— BEGIN —

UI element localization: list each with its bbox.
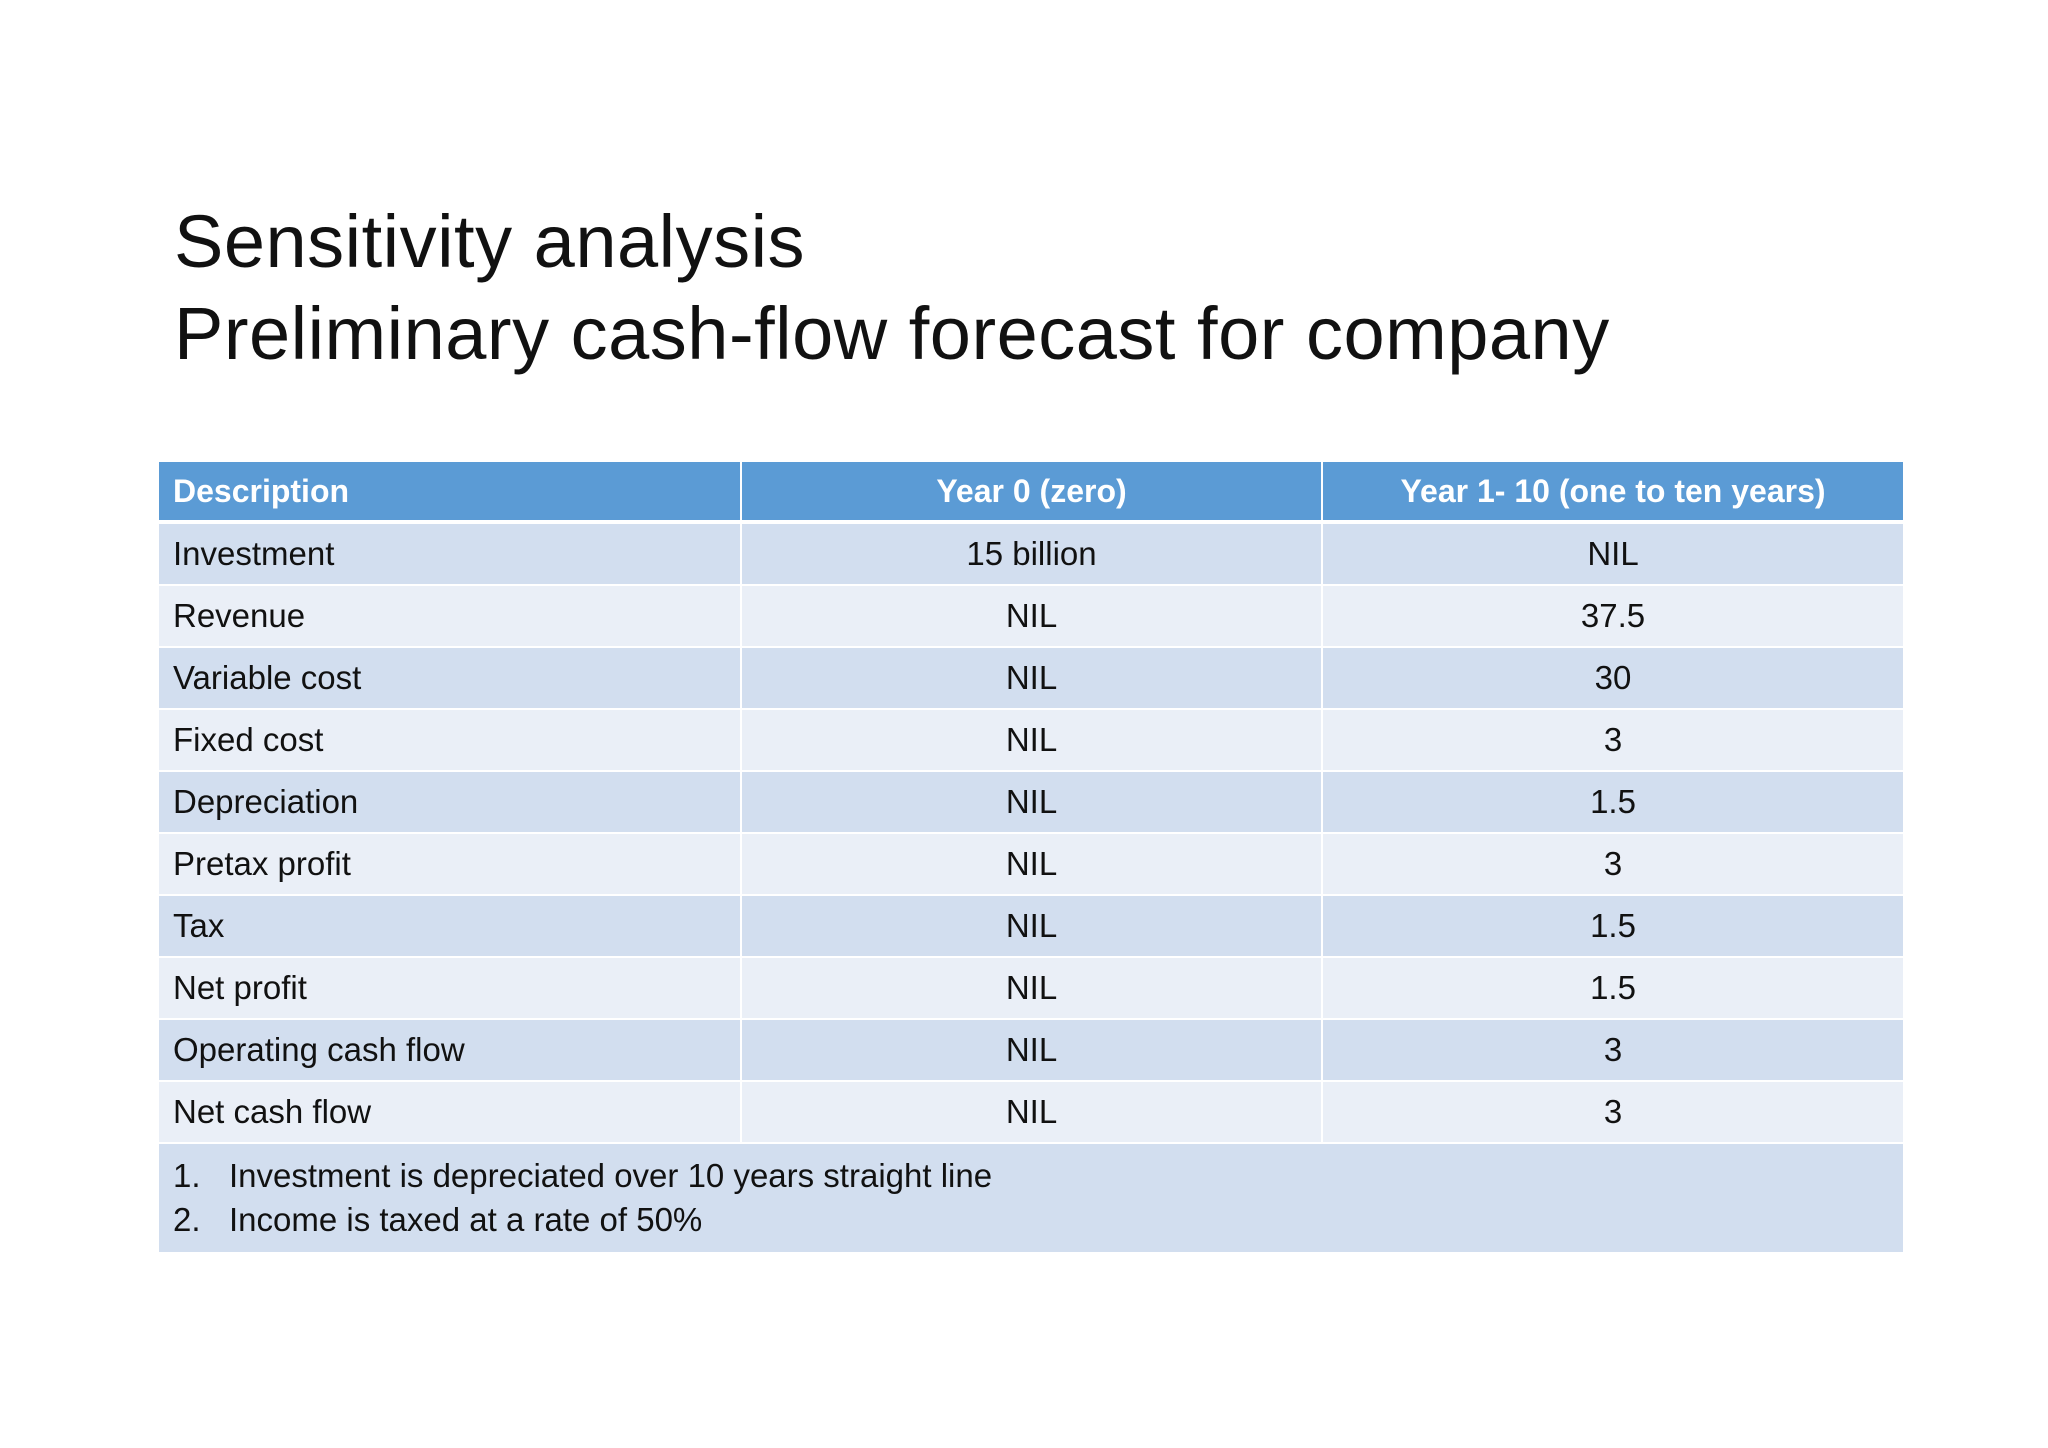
row-year-1-10-value: 1.5 [1322,895,1903,958]
row-year-1-10-value: 3 [1322,833,1903,896]
note-item: 1. Investment is depreciated over 10 year… [173,1154,1889,1198]
note-text: Income is taxed at a rate of 50% [229,1201,703,1238]
row-year-0-value: 15 billion [741,522,1323,586]
table-row: Investment 15 billion NIL [159,522,1903,586]
row-year-0-value: NIL [741,957,1323,1020]
title-line-1: Sensitivity analysis [174,200,806,283]
cash-flow-forecast-table: Description Year 0 (zero) Year 1- 10 (on… [159,462,1903,1254]
row-year-1-10-value: 1.5 [1322,957,1903,1020]
row-year-0-value: NIL [741,1081,1323,1144]
row-year-1-10-value: 30 [1322,647,1903,710]
table-notes-cell: 1. Investment is depreciated over 10 year… [159,1143,1903,1254]
table-header-row: Description Year 0 (zero) Year 1- 10 (on… [159,462,1903,524]
table-row: Operating cash flow NIL 3 [159,1019,1903,1082]
table-row: Net cash flow NIL 3 [159,1081,1903,1144]
header-year-1-10: Year 1- 10 (one to ten years) [1322,462,1903,524]
row-year-1-10-value: 1.5 [1322,771,1903,834]
row-description: Variable cost [159,647,742,710]
table-row: Depreciation NIL 1.5 [159,771,1903,834]
table-row: Tax NIL 1.5 [159,895,1903,958]
table-row: Variable cost NIL 30 [159,647,1903,710]
row-description: Fixed cost [159,709,742,772]
row-year-1-10-value: 3 [1322,1081,1903,1144]
row-year-0-value: NIL [741,895,1323,958]
forecast-table-container: Description Year 0 (zero) Year 1- 10 (on… [159,462,1903,1254]
row-description: Tax [159,895,742,958]
header-description: Description [159,462,742,524]
row-year-1-10-value: 3 [1322,709,1903,772]
row-year-0-value: NIL [741,1019,1323,1082]
note-number: 2. [173,1201,201,1238]
row-description: Operating cash flow [159,1019,742,1082]
note-item: 2. Income is taxed at a rate of 50% [173,1198,1889,1242]
table-row: Pretax profit NIL 3 [159,833,1903,896]
table-notes-row: 1. Investment is depreciated over 10 year… [159,1143,1903,1254]
row-description: Depreciation [159,771,742,834]
row-year-1-10-value: NIL [1322,522,1903,586]
row-year-0-value: NIL [741,771,1323,834]
row-description: Revenue [159,585,742,648]
table-row: Fixed cost NIL 3 [159,709,1903,772]
row-description: Net profit [159,957,742,1020]
row-description: Net cash flow [159,1081,742,1144]
row-description: Investment [159,522,742,586]
row-year-0-value: NIL [741,585,1323,648]
table-row: Net profit NIL 1.5 [159,957,1903,1020]
row-year-1-10-value: 37.5 [1322,585,1903,648]
table-row: Revenue NIL 37.5 [159,585,1903,648]
note-number: 1. [173,1157,201,1194]
row-year-0-value: NIL [741,709,1323,772]
note-text: Investment is depreciated over 10 years … [229,1157,993,1194]
row-year-0-value: NIL [741,833,1323,896]
slide-title: Sensitivity analysis Preliminary cash-fl… [174,196,1610,380]
row-description: Pretax profit [159,833,742,896]
header-year-0: Year 0 (zero) [741,462,1323,524]
title-line-2: Preliminary cash-flow forecast for compa… [174,292,1610,375]
row-year-0-value: NIL [741,647,1323,710]
row-year-1-10-value: 3 [1322,1019,1903,1082]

— END —

WHAT TO WORK ON: Copy everything in the listing from the line "row-year-1-10-value: 1.5 [1322,895,1903,958]" down to the line "row-year-1-10-value: 1.5 [1322,957,1903,1020]", including both of those lines, with no changes.

FINISHED TASK:
row-year-1-10-value: 1.5 [1322,895,1903,958]
row-year-1-10-value: 3 [1322,833,1903,896]
note-item: 1. Investment is depreciated over 10 year… [173,1154,1889,1198]
note-text: Income is taxed at a rate of 50% [229,1201,703,1238]
row-year-0-value: 15 billion [741,522,1323,586]
table-row: Investment 15 billion NIL [159,522,1903,586]
row-year-0-value: NIL [741,957,1323,1020]
title-line-1: Sensitivity analysis [174,200,806,283]
cash-flow-forecast-table: Description Year 0 (zero) Year 1- 10 (on… [159,462,1903,1254]
row-year-1-10-value: 1.5 [1322,957,1903,1020]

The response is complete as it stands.